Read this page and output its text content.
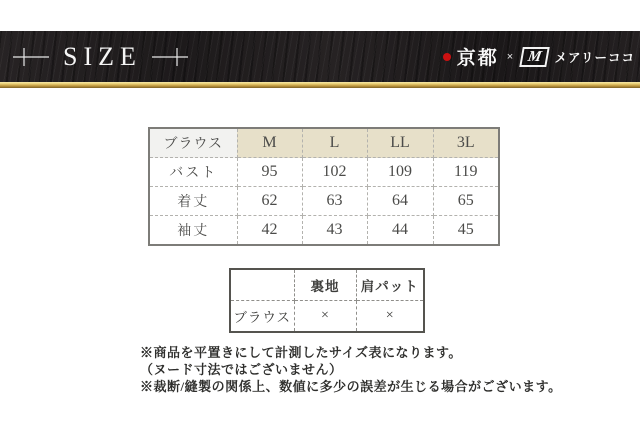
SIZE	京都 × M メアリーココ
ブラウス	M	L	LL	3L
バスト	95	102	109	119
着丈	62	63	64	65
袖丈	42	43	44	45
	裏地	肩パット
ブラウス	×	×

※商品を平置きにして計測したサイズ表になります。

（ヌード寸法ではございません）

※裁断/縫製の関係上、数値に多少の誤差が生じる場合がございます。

* * *

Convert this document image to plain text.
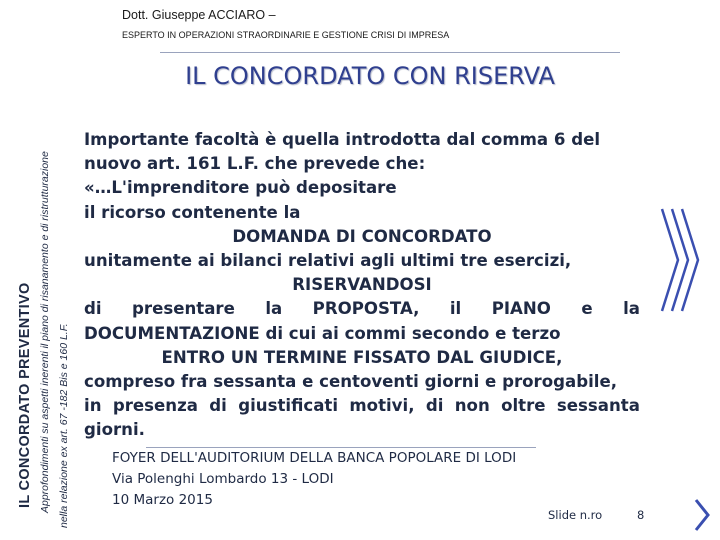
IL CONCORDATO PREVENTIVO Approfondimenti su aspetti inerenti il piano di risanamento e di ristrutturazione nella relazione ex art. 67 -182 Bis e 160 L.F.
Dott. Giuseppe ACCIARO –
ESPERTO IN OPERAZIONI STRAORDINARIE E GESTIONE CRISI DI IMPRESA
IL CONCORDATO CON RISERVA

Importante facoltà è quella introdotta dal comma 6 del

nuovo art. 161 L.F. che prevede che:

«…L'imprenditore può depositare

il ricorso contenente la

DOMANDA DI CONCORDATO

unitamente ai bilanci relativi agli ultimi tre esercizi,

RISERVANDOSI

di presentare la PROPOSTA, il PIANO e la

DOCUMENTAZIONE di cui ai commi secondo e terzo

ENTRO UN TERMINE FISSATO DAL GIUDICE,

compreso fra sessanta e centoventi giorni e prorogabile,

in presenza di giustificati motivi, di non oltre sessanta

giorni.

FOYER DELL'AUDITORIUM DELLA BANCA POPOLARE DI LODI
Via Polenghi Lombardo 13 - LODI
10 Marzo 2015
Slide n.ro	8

* * *

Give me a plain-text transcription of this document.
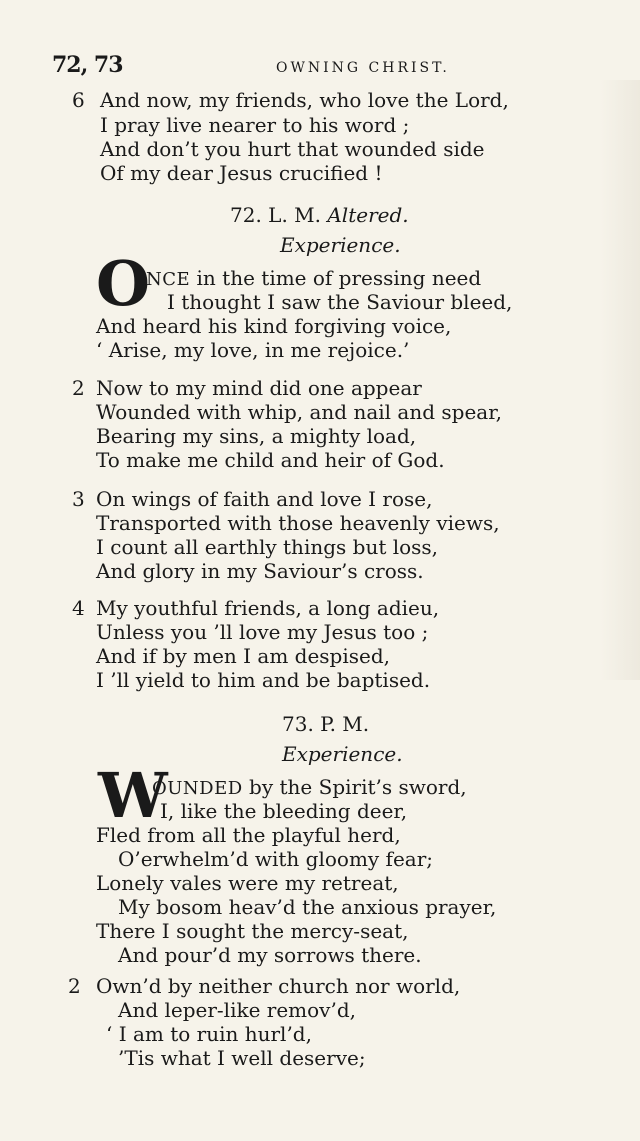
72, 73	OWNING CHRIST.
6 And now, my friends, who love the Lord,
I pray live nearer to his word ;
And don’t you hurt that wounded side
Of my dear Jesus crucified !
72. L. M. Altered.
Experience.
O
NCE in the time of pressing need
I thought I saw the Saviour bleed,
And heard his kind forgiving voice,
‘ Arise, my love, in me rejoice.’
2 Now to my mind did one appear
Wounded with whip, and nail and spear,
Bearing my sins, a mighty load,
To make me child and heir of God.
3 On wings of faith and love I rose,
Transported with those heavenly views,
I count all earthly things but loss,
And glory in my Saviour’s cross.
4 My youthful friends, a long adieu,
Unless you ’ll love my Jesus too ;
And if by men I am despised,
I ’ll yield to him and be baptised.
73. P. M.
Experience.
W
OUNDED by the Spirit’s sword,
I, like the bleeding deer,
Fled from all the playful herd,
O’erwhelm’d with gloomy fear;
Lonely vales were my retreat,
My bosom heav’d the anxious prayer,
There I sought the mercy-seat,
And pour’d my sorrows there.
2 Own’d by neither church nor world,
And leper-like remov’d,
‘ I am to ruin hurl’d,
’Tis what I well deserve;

* * *

Collect each line holding the string "Saviour".

I thought I saw the Saviour bleed,
And glory in my Saviour’s cross.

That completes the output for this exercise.